Extract and list every line that contains the word "sääennust".

(Extracted data entries)
○ ○ ○

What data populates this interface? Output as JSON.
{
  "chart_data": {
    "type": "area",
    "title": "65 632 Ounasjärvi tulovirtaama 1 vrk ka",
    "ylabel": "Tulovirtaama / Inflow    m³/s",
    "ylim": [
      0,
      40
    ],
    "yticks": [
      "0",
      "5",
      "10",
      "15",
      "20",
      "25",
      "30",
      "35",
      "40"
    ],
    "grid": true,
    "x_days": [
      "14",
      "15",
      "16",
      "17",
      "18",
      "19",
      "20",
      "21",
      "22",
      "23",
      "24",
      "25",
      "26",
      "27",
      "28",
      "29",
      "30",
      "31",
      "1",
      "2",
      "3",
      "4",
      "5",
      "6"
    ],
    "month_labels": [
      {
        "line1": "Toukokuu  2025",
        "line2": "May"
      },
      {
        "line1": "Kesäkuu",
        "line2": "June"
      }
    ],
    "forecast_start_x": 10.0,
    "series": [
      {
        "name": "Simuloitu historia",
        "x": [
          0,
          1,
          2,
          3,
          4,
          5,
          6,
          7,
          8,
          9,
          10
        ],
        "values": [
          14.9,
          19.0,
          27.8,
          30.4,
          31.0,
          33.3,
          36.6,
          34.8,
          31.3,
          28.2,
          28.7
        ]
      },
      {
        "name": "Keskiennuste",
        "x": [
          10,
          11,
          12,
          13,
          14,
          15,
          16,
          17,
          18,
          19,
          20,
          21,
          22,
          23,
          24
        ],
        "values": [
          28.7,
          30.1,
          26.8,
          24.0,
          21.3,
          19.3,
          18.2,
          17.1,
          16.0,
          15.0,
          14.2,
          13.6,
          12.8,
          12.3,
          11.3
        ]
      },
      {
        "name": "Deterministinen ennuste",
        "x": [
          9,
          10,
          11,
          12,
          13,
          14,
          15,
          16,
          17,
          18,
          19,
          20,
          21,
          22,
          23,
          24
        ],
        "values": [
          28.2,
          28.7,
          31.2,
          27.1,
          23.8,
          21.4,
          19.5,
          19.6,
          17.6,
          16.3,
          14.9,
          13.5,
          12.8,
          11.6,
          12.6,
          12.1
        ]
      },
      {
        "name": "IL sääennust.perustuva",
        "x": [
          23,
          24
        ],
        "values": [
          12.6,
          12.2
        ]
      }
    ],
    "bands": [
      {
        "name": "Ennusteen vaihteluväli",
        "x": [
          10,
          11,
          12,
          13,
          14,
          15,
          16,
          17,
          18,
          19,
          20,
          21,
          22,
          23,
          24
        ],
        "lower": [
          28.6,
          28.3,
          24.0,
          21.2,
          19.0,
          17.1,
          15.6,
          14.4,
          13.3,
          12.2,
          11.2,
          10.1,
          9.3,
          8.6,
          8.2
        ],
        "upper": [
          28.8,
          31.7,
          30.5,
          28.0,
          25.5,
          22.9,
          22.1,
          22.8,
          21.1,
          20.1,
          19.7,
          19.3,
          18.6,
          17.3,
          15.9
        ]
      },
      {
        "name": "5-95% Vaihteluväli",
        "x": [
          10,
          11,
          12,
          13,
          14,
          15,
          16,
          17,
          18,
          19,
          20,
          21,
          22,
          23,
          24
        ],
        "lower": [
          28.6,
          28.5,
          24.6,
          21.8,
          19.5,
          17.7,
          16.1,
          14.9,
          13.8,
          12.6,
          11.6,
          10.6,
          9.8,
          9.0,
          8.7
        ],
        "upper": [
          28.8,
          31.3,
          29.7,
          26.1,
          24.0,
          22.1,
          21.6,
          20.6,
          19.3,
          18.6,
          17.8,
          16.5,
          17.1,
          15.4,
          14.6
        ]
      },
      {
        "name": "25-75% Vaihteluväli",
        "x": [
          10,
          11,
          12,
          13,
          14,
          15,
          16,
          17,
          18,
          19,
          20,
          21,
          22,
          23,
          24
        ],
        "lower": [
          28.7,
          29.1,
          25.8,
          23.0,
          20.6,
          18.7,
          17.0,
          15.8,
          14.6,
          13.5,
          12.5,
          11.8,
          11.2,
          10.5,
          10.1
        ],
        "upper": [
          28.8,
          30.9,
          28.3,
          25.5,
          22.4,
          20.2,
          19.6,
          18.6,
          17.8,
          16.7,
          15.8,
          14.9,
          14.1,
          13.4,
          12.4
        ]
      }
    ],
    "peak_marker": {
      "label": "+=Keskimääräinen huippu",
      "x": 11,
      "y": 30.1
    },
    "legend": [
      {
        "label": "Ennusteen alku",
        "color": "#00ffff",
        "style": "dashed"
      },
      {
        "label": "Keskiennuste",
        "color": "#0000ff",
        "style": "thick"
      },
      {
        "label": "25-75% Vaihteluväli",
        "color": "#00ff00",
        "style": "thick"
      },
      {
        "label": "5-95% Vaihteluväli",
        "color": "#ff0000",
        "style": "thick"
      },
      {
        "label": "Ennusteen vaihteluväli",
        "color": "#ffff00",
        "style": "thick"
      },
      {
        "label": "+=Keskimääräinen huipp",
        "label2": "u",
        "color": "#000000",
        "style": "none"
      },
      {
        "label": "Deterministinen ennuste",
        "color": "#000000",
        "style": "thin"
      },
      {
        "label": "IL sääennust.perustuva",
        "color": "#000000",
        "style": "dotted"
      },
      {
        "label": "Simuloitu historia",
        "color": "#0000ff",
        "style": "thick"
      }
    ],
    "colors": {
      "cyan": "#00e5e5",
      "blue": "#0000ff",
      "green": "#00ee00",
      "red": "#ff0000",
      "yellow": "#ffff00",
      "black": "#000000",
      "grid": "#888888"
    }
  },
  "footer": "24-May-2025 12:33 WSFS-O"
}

○ ○ ○

WRITTEN SOLUTION:
        "name": "IL sääennust.perustuva",
        "label": "IL sääennust.perustuva",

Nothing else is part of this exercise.